EXTRACTED INFORMATION:
==========

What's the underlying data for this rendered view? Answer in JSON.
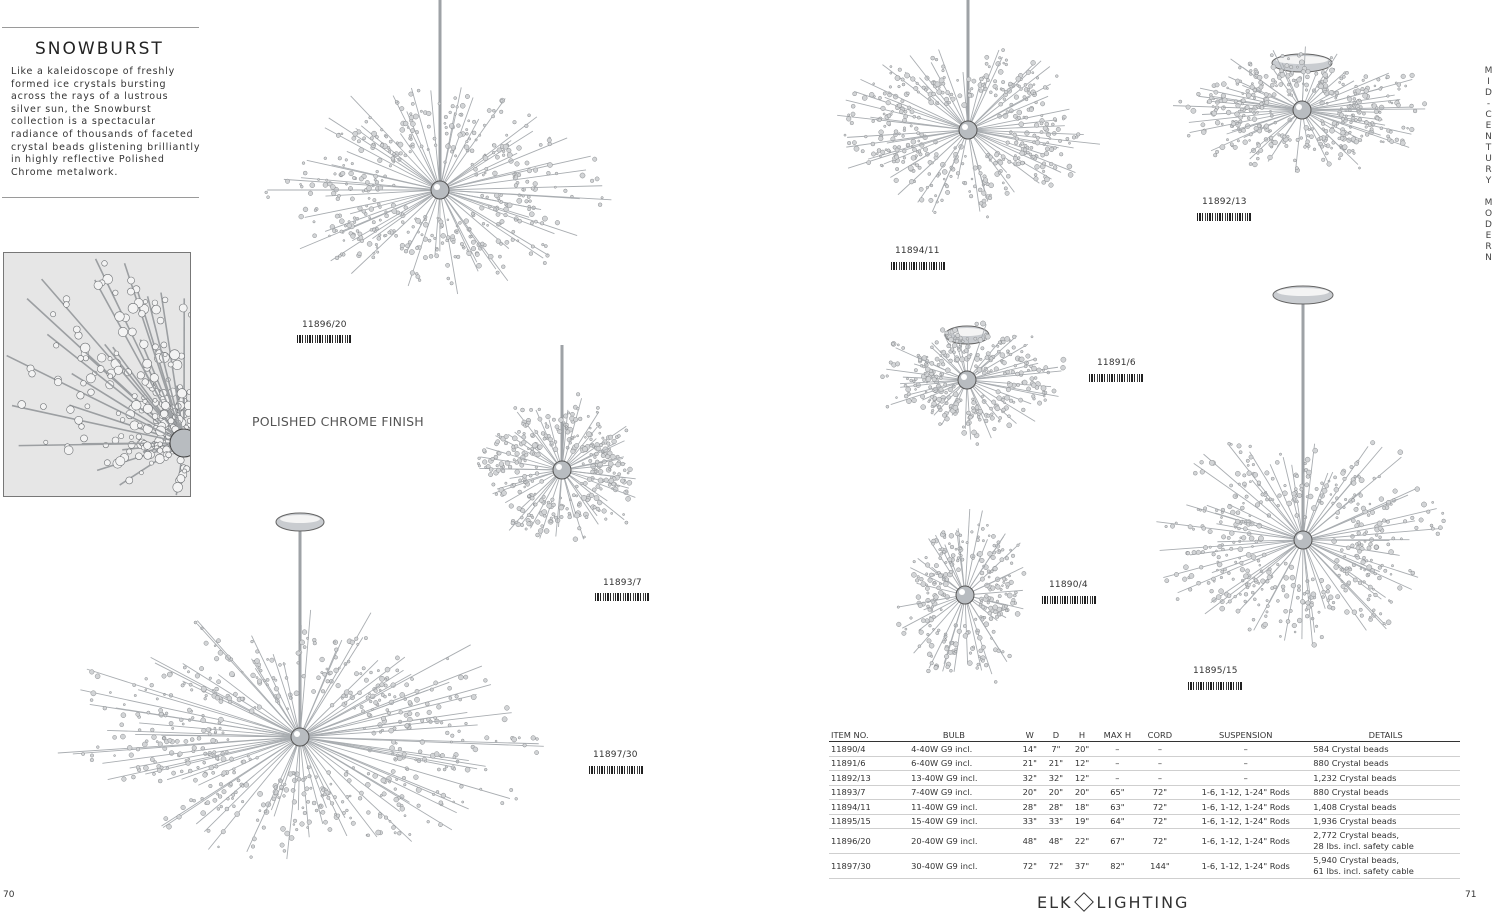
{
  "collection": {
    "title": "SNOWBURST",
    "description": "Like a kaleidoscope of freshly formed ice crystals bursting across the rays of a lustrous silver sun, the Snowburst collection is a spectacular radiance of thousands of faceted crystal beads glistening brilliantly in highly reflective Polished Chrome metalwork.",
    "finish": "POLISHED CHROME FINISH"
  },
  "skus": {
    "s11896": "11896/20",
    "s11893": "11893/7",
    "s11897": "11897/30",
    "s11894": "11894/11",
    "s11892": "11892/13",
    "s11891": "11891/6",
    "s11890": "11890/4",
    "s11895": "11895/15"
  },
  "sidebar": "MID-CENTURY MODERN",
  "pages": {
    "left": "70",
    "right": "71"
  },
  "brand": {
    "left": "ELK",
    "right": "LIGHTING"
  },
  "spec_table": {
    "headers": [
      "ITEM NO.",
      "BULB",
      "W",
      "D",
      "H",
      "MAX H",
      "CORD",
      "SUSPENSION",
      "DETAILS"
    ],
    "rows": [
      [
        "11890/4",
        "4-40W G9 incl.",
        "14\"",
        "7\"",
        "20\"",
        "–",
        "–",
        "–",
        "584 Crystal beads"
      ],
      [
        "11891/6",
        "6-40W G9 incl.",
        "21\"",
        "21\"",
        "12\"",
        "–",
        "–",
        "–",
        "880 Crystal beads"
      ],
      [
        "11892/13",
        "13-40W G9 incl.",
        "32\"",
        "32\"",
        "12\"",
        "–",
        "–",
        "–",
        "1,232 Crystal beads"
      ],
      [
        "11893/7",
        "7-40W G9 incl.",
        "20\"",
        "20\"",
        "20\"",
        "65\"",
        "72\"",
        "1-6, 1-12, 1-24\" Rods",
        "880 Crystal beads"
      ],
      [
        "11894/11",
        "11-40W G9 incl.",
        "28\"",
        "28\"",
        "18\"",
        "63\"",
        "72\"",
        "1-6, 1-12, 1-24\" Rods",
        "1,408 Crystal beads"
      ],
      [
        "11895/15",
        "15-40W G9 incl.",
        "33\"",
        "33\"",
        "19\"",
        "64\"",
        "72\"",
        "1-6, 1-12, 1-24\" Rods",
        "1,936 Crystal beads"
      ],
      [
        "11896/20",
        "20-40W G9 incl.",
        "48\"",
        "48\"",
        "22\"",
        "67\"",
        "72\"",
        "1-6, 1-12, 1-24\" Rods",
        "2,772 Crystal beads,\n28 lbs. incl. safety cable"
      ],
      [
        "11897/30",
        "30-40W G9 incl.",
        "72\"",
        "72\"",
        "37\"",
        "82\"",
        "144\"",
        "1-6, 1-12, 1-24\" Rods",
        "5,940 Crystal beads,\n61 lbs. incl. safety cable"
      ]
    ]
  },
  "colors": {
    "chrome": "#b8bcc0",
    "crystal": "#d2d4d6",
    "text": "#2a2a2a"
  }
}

==========

Transcribe the records verbatim and omit the images.

WRITTEN RESPONSE:
What's the underlying data for this rendered view? Answer in JSON.
{
  "collection": {
    "title": "SNOWBURST",
    "description": "Like a kaleidoscope of freshly formed ice crystals bursting across the rays of a lustrous silver sun, the Snowburst collection is a spectacular radiance of thousands of faceted crystal beads glistening brilliantly in highly reflective Polished Chrome metalwork.",
    "finish": "POLISHED CHROME FINISH"
  },
  "skus": {
    "s11896": "11896/20",
    "s11893": "11893/7",
    "s11897": "11897/30",
    "s11894": "11894/11",
    "s11892": "11892/13",
    "s11891": "11891/6",
    "s11890": "11890/4",
    "s11895": "11895/15"
  },
  "sidebar": "MID-CENTURY MODERN",
  "pages": {
    "left": "70",
    "right": "71"
  },
  "brand": {
    "left": "ELK",
    "right": "LIGHTING"
  },
  "spec_table": {
    "headers": [
      "ITEM NO.",
      "BULB",
      "W",
      "D",
      "H",
      "MAX H",
      "CORD",
      "SUSPENSION",
      "DETAILS"
    ],
    "rows": [
      [
        "11890/4",
        "4-40W G9 incl.",
        "14\"",
        "7\"",
        "20\"",
        "–",
        "–",
        "–",
        "584 Crystal beads"
      ],
      [
        "11891/6",
        "6-40W G9 incl.",
        "21\"",
        "21\"",
        "12\"",
        "–",
        "–",
        "–",
        "880 Crystal beads"
      ],
      [
        "11892/13",
        "13-40W G9 incl.",
        "32\"",
        "32\"",
        "12\"",
        "–",
        "–",
        "–",
        "1,232 Crystal beads"
      ],
      [
        "11893/7",
        "7-40W G9 incl.",
        "20\"",
        "20\"",
        "20\"",
        "65\"",
        "72\"",
        "1-6, 1-12, 1-24\" Rods",
        "880 Crystal beads"
      ],
      [
        "11894/11",
        "11-40W G9 incl.",
        "28\"",
        "28\"",
        "18\"",
        "63\"",
        "72\"",
        "1-6, 1-12, 1-24\" Rods",
        "1,408 Crystal beads"
      ],
      [
        "11895/15",
        "15-40W G9 incl.",
        "33\"",
        "33\"",
        "19\"",
        "64\"",
        "72\"",
        "1-6, 1-12, 1-24\" Rods",
        "1,936 Crystal beads"
      ],
      [
        "11896/20",
        "20-40W G9 incl.",
        "48\"",
        "48\"",
        "22\"",
        "67\"",
        "72\"",
        "1-6, 1-12, 1-24\" Rods",
        "2,772 Crystal beads,\n28 lbs. incl. safety cable"
      ],
      [
        "11897/30",
        "30-40W G9 incl.",
        "72\"",
        "72\"",
        "37\"",
        "82\"",
        "144\"",
        "1-6, 1-12, 1-24\" Rods",
        "5,940 Crystal beads,\n61 lbs. incl. safety cable"
      ]
    ]
  },
  "colors": {
    "chrome": "#b8bcc0",
    "crystal": "#d2d4d6",
    "text": "#2a2a2a"
  }
}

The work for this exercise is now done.